| WORK REQUIRED |
Please transcribe the data that follows without the pictures, keeping every word the same.

| TASK DATA |
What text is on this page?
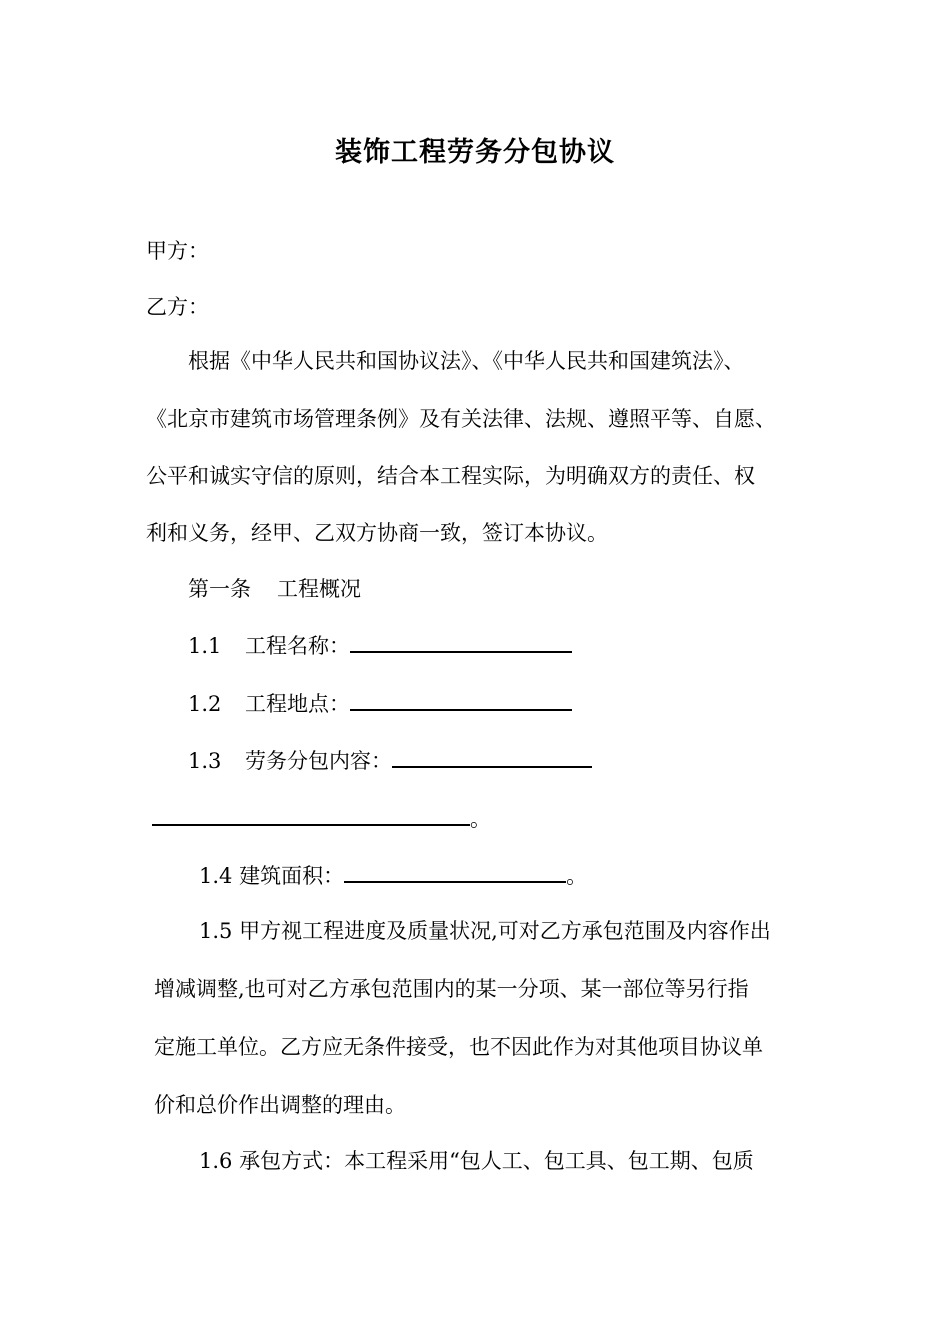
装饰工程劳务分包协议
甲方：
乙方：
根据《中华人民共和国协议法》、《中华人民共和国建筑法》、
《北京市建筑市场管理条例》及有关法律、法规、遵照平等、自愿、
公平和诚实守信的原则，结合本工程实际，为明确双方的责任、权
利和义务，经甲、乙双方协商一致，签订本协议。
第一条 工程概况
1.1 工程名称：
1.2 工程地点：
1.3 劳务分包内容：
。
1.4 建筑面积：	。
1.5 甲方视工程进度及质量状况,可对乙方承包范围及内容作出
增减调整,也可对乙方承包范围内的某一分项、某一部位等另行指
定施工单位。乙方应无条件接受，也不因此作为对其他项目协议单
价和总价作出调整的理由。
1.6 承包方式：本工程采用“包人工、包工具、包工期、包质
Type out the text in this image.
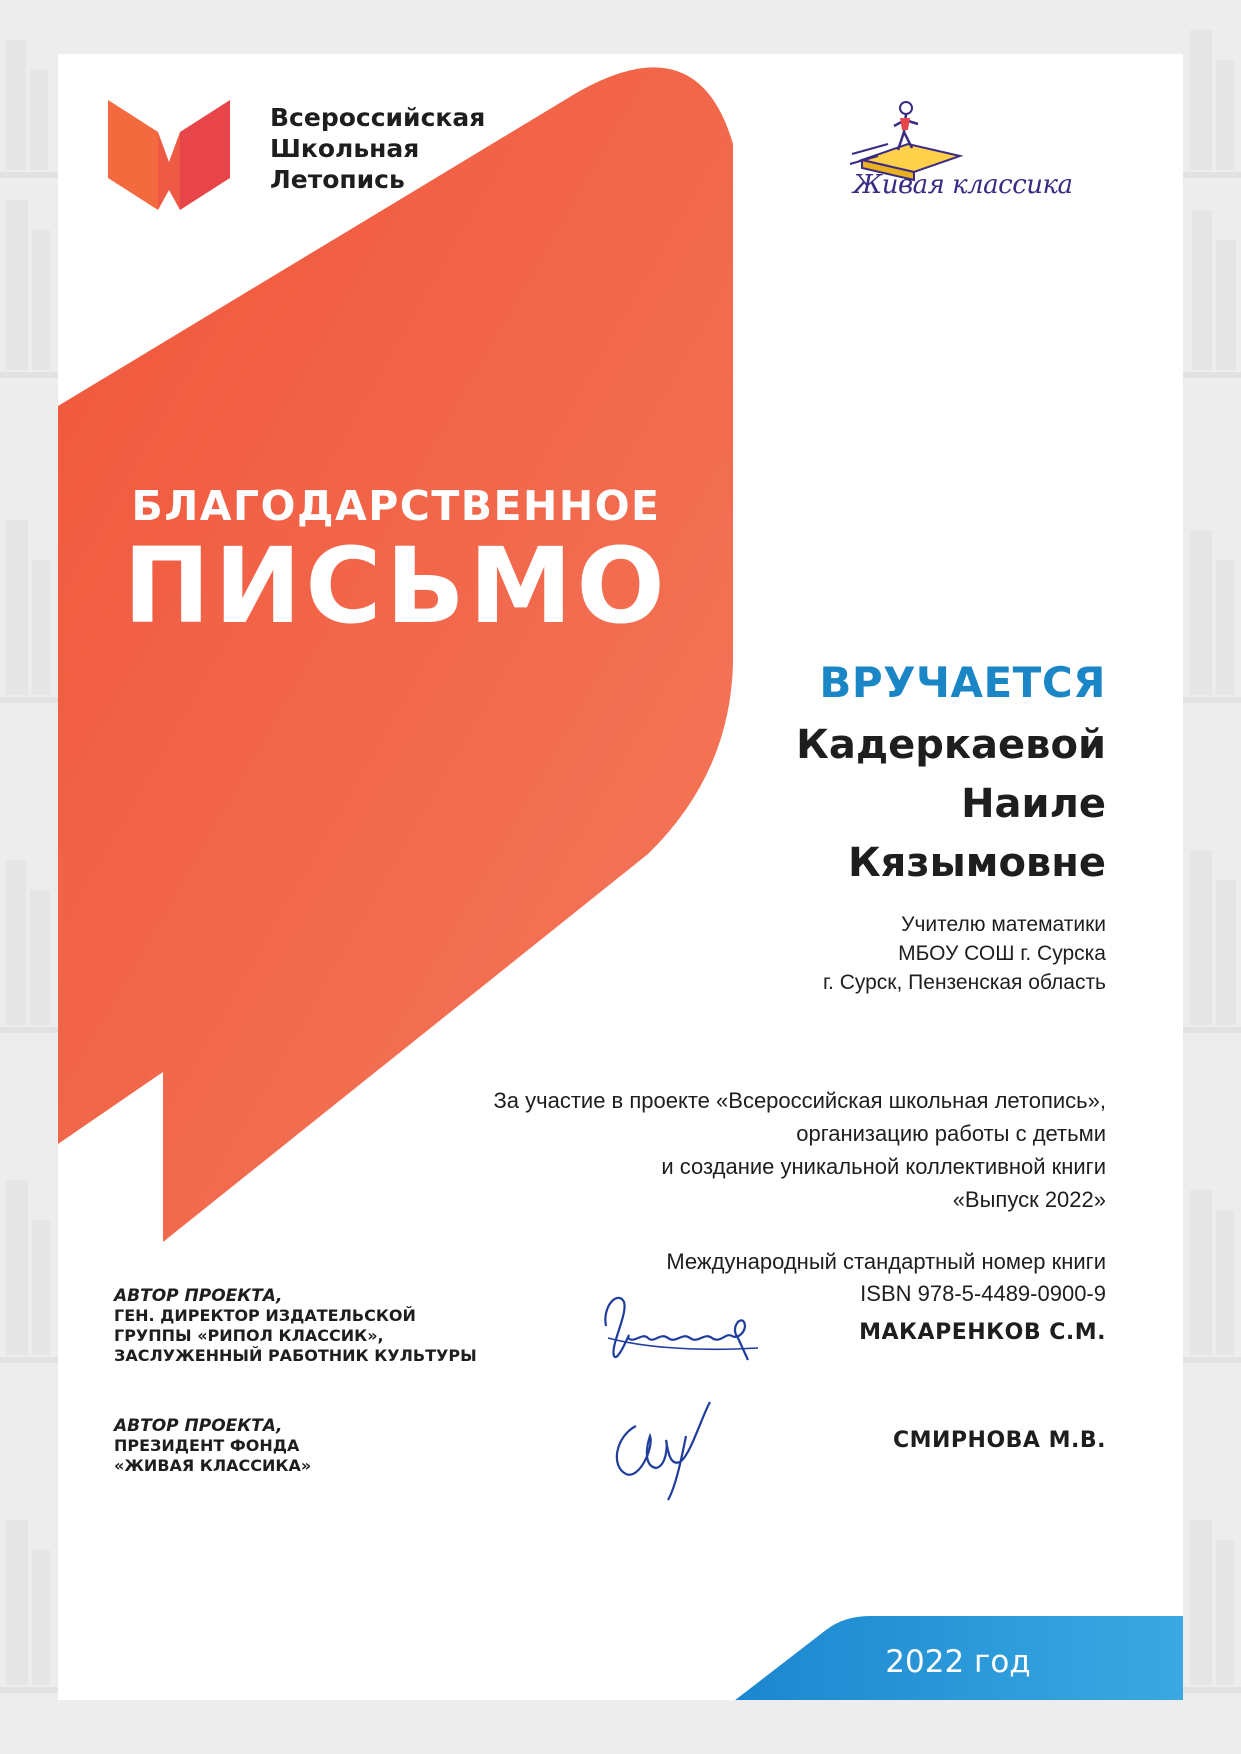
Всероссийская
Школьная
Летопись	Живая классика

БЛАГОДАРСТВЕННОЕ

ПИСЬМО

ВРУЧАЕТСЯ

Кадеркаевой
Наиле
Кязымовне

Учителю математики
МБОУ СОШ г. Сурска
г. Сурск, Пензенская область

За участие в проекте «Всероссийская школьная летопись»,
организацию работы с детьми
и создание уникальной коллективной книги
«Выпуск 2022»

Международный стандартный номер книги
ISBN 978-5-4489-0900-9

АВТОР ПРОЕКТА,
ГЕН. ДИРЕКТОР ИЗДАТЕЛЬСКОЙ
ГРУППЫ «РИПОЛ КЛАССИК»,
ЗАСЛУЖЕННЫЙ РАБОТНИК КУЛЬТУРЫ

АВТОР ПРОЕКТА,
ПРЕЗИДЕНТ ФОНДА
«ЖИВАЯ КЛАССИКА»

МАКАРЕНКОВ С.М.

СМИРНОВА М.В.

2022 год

| FINISHED TASK |
What text is on this page?
装饰工程劳务分包协议
甲方：
乙方：
根据《中华人民共和国协议法》、《中华人民共和国建筑法》、
《北京市建筑市场管理条例》及有关法律、法规、遵照平等、自愿、
公平和诚实守信的原则，结合本工程实际，为明确双方的责任、权
利和义务，经甲、乙双方协商一致，签订本协议。
第一条 工程概况
1.1 工程名称：
1.2 工程地点：
1.3 劳务分包内容：
。
1.4 建筑面积：	。
1.5 甲方视工程进度及质量状况,可对乙方承包范围及内容作出
增减调整,也可对乙方承包范围内的某一分项、某一部位等另行指
定施工单位。乙方应无条件接受，也不因此作为对其他项目协议单
价和总价作出调整的理由。
1.6 承包方式：本工程采用“包人工、包工具、包工期、包质
Type out the text in this image.
Всероссийская
Школьная
Летопись	Живая классика

БЛАГОДАРСТВЕННОЕ

ПИСЬМО

ВРУЧАЕТСЯ

Кадеркаевой
Наиле
Кязымовне

Учителю математики
МБОУ СОШ г. Сурска
г. Сурск, Пензенская область

За участие в проекте «Всероссийская школьная летопись»,
организацию работы с детьми
и создание уникальной коллективной книги
«Выпуск 2022»

Международный стандартный номер книги
ISBN 978-5-4489-0900-9

АВТОР ПРОЕКТА,
ГЕН. ДИРЕКТОР ИЗДАТЕЛЬСКОЙ
ГРУППЫ «РИПОЛ КЛАССИК»,
ЗАСЛУЖЕННЫЙ РАБОТНИК КУЛЬТУРЫ

АВТОР ПРОЕКТА,
ПРЕЗИДЕНТ ФОНДА
«ЖИВАЯ КЛАССИКА»

МАКАРЕНКОВ С.М.

СМИРНОВА М.В.

2022 год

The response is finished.